>> begin Excerpted data

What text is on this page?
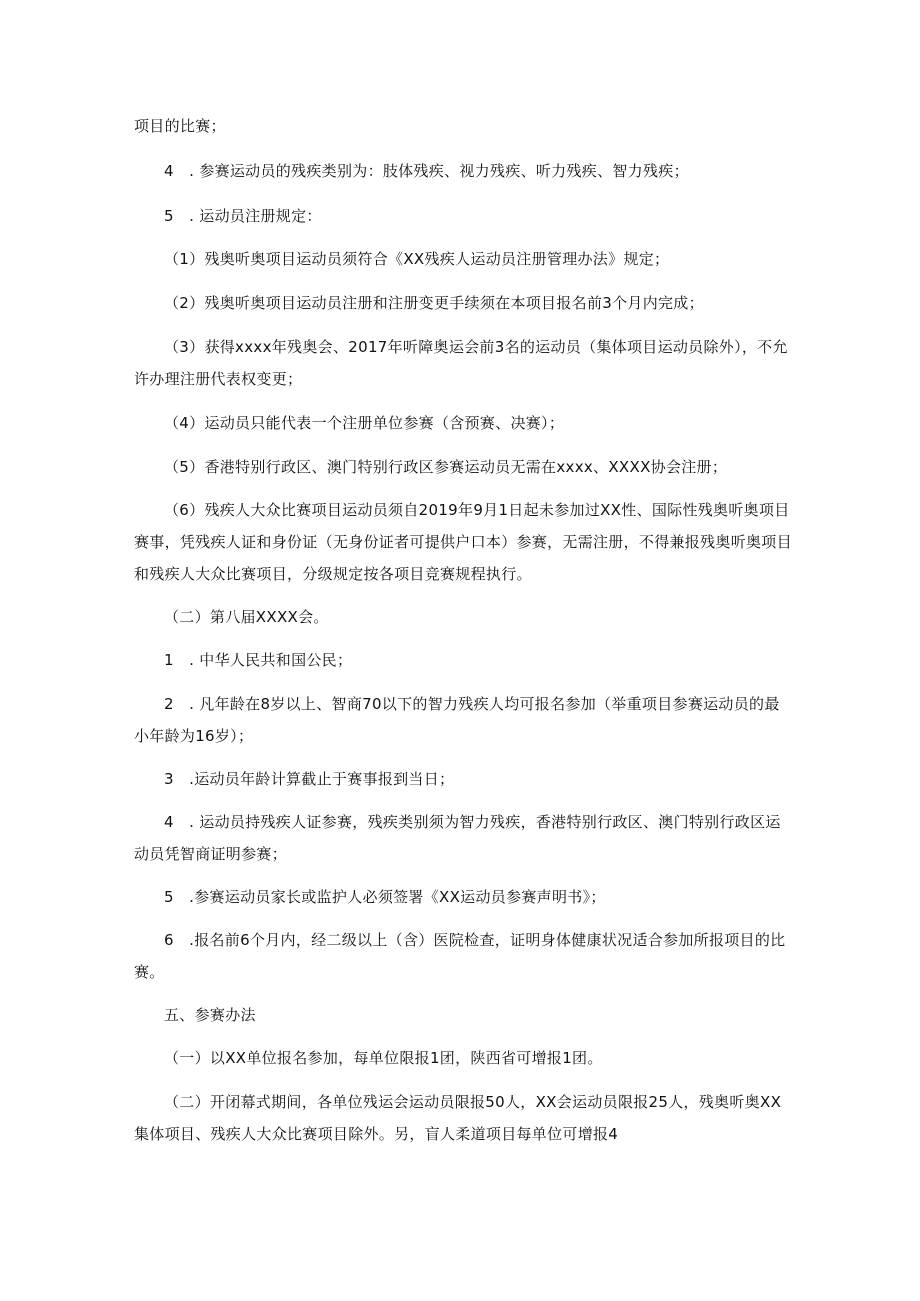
项目的比赛；

4　. 参赛运动员的残疾类别为：肢体残疾、视力残疾、听力残疾、智力残疾；

5　. 运动员注册规定：

（1）残奥听奥项目运动员须符合《XX残疾人运动员注册管理办法》规定；

（2）残奥听奥项目运动员注册和注册变更手续须在本项目报名前3个月内完成；

（3）获得xxxx年残奥会、2017年听障奥运会前3名的运动员（集体项目运动员除外），不允许办理注册代表权变更；

（4）运动员只能代表一个注册单位参赛（含预赛、决赛）；

（5）香港特别行政区、澳门特别行政区参赛运动员无需在xxxx、XXXX协会注册；

（6）残疾人大众比赛项目运动员须自2019年9月1日起未参加过XX性、国际性残奥听奥项目赛事，凭残疾人证和身份证（无身份证者可提供户口本）参赛，无需注册，不得兼报残奥听奥项目和残疾人大众比赛项目，分级规定按各项目竞赛规程执行。

（二）第八届XXXX会。

1　. 中华人民共和国公民；

2　. 凡年龄在8岁以上、智商70以下的智力残疾人均可报名参加（举重项目参赛运动员的最小年龄为16岁）；

3　.运动员年龄计算截止于赛事报到当日；

4　. 运动员持残疾人证参赛，残疾类别须为智力残疾，香港特别行政区、澳门特别行政区运动员凭智商证明参赛；

5　.参赛运动员家长或监护人必须签署《XX运动员参赛声明书》；

6　.报名前6个月内，经二级以上（含）医院检查，证明身体健康状况适合参加所报项目的比赛。

五、参赛办法

（一）以XX单位报名参加，每单位限报1团，陕西省可增报1团。

（二）开闭幕式期间，各单位残运会运动员限报50人，XX会运动员限报25人，残奥听奥XX集体项目、残疾人大众比赛项目除外。另，盲人柔道项目每单位可增报4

>> end Excerpted data

# What to work on
Repeat everything in the records precisely. Images are excluded from the copy.

# Result for this task
What text is on this page?
项目的比赛；

4　. 参赛运动员的残疾类别为：肢体残疾、视力残疾、听力残疾、智力残疾；

5　. 运动员注册规定：

（1）残奥听奥项目运动员须符合《XX残疾人运动员注册管理办法》规定；

（2）残奥听奥项目运动员注册和注册变更手续须在本项目报名前3个月内完成；

（3）获得xxxx年残奥会、2017年听障奥运会前3名的运动员（集体项目运动员除外），不允许办理注册代表权变更；

（4）运动员只能代表一个注册单位参赛（含预赛、决赛）；

（5）香港特别行政区、澳门特别行政区参赛运动员无需在xxxx、XXXX协会注册；

（6）残疾人大众比赛项目运动员须自2019年9月1日起未参加过XX性、国际性残奥听奥项目赛事，凭残疾人证和身份证（无身份证者可提供户口本）参赛，无需注册，不得兼报残奥听奥项目和残疾人大众比赛项目，分级规定按各项目竞赛规程执行。

（二）第八届XXXX会。

1　. 中华人民共和国公民；

2　. 凡年龄在8岁以上、智商70以下的智力残疾人均可报名参加（举重项目参赛运动员的最小年龄为16岁）；

3　.运动员年龄计算截止于赛事报到当日；

4　. 运动员持残疾人证参赛，残疾类别须为智力残疾，香港特别行政区、澳门特别行政区运动员凭智商证明参赛；

5　.参赛运动员家长或监护人必须签署《XX运动员参赛声明书》；

6　.报名前6个月内，经二级以上（含）医院检查，证明身体健康状况适合参加所报项目的比赛。

五、参赛办法

（一）以XX单位报名参加，每单位限报1团，陕西省可增报1团。

（二）开闭幕式期间，各单位残运会运动员限报50人，XX会运动员限报25人，残奥听奥XX集体项目、残疾人大众比赛项目除外。另，盲人柔道项目每单位可增报4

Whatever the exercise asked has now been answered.